Rows start
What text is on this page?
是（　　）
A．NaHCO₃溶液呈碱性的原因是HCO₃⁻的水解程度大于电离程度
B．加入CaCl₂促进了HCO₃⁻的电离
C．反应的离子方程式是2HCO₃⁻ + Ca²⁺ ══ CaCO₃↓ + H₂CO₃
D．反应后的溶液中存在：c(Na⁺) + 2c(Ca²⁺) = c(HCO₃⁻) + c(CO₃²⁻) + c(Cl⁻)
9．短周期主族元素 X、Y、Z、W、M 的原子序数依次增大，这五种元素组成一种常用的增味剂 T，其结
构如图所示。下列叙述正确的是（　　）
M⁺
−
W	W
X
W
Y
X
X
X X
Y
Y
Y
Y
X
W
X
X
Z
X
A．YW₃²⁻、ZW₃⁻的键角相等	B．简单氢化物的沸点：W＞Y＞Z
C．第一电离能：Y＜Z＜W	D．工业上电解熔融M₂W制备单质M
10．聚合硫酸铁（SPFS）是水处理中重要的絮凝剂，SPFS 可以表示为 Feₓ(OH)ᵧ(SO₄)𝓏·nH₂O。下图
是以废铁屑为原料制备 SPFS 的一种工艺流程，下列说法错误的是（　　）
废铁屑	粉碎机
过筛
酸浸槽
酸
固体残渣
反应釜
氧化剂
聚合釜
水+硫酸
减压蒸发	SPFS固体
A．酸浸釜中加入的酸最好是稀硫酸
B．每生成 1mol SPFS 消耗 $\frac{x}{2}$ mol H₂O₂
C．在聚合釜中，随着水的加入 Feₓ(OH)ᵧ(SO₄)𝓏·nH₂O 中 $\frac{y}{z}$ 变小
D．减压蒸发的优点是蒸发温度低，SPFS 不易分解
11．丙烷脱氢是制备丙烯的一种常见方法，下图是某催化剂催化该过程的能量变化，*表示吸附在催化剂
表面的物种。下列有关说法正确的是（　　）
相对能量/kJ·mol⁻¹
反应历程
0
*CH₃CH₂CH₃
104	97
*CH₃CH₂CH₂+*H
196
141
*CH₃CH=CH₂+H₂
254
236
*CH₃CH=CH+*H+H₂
Rows end
> Exercise goal
Show every line in the entries where the string "nH₂O" occurs.

> Result of this exercise
10．聚合硫酸铁（SPFS）是水处理中重要的絮凝剂，SPFS 可以表示为 Feₓ(OH)ᵧ(SO₄)𝓏·nH₂O。下图
C．在聚合釜中，随着水的加入 Feₓ(OH)ᵧ(SO₄)𝓏·nH₂O 中 $\frac{y}{z}$ 变小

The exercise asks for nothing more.